Text provided:
----------
To borrow a line from country singer George Jones, Nashville’s hotter than a two-dollar pistol. Here’s why restaurateurs keep coming.


Philip Krajeck ticks off a list of restaurants that are opening in Nashville. “I hear the folks from Au Cheval are coming from Chicago,” he says. “Every week it’s a new chef, a new place. Donald Link is bringing Cochon Butcher from New Orleans. Flip Burger, Farm Burger, Yeah! Burger: They’re all opening places. Tim Love is supposed to be coming from Texas. Jonathan Waxman is already here from New York City.”


“It’s like they found the golden ticket,” Krajeck tells me on my most recent trip to the Tennessee capital. He is a relative newcomer, the chef-owner of the two-year-old Rolf and Daughters. Even he is astonished by the pace 
of change. “I don’t know what to compare this to. Maybe the boom years in Vegas?”


Nashville is, to borrow a line from George Jones, hotter than a two-dollar pistol. Developer teardowns are so rampant that the Tennessee Preservation Trust recently named the city the most endangered place in the state. And competition for leases on the industrial Germantown buildings favored by chefs like Krajeck is so fierce that when superstar Sean Brock opened Husk Nashville, he ended up in Rutledge Hill, a newly gentrifying neighborhood across town. Olive & Sinclair Chocolate Co., the local candy company behind the prettily packaged salt-and-pepper bars that are now ubiquitous across the country, chose East Nashville for its open-to-the-public factory.
----------
Data lines:

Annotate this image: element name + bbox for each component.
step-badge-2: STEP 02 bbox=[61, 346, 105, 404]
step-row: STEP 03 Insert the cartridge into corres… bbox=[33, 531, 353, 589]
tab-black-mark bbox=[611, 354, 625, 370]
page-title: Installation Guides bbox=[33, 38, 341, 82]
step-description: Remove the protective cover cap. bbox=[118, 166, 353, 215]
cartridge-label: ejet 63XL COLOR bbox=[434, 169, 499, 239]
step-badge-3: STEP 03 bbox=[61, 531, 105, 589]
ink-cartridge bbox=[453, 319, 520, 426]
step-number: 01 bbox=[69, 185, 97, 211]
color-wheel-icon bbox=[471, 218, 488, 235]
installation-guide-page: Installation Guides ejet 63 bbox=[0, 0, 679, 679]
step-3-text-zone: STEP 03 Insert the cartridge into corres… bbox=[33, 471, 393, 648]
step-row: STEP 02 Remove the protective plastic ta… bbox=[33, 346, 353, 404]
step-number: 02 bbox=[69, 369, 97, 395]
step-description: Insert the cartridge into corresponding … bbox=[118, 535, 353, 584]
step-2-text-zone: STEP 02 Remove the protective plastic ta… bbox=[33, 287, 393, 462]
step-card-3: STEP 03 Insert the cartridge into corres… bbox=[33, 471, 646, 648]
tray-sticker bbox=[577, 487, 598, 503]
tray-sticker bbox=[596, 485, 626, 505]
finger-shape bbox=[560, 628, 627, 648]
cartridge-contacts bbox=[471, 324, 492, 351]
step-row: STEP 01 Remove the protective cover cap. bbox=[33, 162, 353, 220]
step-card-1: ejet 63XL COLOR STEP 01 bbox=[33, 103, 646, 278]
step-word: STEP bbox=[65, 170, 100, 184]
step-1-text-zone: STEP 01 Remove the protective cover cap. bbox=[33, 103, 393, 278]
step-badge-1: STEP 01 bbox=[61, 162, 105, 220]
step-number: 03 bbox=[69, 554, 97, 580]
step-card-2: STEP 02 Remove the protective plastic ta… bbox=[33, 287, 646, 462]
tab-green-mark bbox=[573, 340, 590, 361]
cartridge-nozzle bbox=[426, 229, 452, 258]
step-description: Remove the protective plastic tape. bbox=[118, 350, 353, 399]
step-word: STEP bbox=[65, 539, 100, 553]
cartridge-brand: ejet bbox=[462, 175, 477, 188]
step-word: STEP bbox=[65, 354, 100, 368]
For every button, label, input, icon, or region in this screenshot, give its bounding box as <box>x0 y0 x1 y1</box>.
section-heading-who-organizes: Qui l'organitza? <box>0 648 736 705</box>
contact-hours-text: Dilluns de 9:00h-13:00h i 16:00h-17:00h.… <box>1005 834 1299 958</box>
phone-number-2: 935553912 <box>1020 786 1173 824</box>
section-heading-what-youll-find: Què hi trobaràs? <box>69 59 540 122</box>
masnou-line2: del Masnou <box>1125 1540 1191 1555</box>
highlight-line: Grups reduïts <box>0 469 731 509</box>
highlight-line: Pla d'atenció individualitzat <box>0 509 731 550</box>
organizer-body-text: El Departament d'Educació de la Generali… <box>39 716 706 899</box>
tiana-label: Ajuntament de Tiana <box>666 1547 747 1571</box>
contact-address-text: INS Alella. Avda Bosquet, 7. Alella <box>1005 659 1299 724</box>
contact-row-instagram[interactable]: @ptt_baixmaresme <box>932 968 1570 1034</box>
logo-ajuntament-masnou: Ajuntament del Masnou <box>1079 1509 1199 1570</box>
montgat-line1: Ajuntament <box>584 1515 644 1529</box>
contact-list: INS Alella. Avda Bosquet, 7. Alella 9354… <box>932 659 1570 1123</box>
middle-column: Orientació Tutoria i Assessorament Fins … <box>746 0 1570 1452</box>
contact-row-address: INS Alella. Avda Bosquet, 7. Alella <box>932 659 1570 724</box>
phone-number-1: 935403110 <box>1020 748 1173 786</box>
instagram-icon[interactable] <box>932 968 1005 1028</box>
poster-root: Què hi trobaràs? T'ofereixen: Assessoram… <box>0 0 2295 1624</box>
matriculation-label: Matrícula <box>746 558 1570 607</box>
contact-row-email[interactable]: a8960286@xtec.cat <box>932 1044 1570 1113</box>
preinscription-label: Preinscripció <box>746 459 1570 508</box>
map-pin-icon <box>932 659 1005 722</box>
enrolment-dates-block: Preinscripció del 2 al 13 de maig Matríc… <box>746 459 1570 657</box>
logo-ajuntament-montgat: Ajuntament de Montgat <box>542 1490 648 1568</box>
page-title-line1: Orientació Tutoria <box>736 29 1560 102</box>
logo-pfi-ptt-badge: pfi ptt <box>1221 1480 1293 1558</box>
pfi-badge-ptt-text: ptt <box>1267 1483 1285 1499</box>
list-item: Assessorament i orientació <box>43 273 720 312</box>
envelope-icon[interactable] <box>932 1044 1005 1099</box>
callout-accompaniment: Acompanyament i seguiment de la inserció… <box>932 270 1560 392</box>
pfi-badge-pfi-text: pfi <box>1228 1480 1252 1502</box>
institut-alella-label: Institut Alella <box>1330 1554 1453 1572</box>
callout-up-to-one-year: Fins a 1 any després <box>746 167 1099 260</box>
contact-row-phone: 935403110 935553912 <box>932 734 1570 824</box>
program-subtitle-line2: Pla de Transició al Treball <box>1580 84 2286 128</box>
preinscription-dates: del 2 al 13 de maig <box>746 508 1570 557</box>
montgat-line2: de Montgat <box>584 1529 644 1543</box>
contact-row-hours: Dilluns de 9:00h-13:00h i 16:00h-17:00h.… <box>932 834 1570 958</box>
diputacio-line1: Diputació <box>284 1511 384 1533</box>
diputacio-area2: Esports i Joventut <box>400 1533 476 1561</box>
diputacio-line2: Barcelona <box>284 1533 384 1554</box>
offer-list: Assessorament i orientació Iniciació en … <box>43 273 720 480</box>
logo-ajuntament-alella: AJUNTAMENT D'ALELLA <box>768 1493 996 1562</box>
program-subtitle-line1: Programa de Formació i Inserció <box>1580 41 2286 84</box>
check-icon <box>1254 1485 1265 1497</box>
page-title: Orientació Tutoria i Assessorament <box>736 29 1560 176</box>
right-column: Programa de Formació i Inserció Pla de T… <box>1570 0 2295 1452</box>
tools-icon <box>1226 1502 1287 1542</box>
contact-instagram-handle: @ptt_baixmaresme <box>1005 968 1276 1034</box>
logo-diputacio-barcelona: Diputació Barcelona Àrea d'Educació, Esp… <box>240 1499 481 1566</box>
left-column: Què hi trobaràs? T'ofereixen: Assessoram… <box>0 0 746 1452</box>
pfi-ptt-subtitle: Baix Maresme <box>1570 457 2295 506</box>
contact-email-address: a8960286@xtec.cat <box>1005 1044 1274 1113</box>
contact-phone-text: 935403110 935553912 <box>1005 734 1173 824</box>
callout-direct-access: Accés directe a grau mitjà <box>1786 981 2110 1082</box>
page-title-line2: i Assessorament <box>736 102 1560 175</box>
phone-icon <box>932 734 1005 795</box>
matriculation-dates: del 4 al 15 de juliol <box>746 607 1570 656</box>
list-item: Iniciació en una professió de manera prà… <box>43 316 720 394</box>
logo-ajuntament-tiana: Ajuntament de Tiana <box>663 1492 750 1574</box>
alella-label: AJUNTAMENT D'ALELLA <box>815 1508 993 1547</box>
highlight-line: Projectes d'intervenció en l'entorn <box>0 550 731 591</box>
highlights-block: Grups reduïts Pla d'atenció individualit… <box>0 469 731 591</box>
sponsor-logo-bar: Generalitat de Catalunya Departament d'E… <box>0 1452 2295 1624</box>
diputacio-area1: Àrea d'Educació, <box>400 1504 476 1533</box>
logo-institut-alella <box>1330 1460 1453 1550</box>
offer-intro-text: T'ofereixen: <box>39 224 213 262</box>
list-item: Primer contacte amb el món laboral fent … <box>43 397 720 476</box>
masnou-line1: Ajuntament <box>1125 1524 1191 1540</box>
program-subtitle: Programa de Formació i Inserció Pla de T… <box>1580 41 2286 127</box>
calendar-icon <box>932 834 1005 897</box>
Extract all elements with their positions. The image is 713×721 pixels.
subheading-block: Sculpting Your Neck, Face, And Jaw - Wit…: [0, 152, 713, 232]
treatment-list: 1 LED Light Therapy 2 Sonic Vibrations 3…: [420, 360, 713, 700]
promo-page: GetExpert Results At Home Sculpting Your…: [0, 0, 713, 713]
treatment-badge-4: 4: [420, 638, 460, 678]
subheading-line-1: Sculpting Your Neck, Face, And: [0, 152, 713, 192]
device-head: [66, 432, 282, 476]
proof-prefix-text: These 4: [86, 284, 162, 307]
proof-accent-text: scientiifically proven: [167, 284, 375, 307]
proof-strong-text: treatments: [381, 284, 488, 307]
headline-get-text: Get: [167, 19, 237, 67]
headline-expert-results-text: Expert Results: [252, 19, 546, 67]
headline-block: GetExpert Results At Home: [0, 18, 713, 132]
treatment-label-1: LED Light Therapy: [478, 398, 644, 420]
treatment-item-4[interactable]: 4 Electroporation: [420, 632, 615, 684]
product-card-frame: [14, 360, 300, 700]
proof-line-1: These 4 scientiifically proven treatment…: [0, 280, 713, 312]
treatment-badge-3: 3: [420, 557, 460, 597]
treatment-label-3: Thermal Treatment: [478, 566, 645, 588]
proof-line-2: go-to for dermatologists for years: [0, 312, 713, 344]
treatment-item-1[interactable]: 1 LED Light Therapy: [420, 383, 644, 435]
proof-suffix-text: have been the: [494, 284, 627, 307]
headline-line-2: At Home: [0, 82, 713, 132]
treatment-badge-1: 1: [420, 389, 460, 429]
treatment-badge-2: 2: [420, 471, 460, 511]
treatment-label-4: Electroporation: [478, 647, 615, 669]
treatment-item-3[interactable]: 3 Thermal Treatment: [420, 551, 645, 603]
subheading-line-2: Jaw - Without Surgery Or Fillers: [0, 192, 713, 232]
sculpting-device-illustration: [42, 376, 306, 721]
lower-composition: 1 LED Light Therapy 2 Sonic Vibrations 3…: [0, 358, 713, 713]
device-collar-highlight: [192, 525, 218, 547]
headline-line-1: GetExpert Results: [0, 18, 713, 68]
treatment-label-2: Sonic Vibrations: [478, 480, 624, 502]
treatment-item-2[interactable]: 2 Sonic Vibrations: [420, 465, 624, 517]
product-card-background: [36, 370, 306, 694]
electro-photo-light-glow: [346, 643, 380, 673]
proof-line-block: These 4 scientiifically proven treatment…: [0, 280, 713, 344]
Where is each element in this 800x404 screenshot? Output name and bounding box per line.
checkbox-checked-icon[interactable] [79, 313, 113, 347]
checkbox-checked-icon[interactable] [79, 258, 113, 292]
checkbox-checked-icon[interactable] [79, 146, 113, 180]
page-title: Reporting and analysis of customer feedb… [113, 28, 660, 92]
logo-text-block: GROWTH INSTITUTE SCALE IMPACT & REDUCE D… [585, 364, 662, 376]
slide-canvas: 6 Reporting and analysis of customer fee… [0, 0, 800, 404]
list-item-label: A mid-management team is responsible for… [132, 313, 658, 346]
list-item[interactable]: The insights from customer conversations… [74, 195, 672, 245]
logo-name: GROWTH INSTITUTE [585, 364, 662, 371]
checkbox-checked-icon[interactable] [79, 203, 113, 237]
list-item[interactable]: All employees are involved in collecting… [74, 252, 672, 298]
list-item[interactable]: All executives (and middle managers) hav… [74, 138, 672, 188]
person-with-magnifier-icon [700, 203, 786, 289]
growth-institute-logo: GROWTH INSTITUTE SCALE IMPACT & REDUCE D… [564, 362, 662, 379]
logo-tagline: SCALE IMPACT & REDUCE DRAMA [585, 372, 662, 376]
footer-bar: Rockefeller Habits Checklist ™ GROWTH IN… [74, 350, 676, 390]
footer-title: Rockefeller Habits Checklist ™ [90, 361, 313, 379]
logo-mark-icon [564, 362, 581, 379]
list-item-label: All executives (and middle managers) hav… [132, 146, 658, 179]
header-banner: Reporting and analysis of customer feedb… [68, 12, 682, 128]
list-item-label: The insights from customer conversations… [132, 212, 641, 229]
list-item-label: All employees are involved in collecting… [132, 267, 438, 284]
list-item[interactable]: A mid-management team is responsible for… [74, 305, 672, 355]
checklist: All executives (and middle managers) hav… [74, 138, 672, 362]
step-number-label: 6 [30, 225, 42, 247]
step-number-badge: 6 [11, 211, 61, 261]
----------
Goal A: Reproduce everything in the Nashville restaurant article from "Nashville is, to" down to "its open-to-the-public factory.".
Goal B: According to the Nashville restaurant article, where did Olive & Sinclair Chocolate Co. choose to put its open-to-the-public factory?

Exercise solution A:
Nashville is, to borrow a line from George Jones, hotter than a two-dollar pistol. Developer teardowns are so rampant that the Tennessee Preservation Trust recently named the city the most endangered place in the state. And competition for leases on the industrial Germantown buildings favored by chefs like Krajeck is so fierce that when superstar Sean Brock opened Husk Nashville, he ended up in Rutledge Hill, a newly gentrifying neighborhood across town. Olive & Sinclair Chocolate Co., the local candy company behind the prettily packaged salt-and-pepper bars that are now ubiquitous across the country, chose East Nashville for its open-to-the-public factory.

Exercise solution B: East Nashville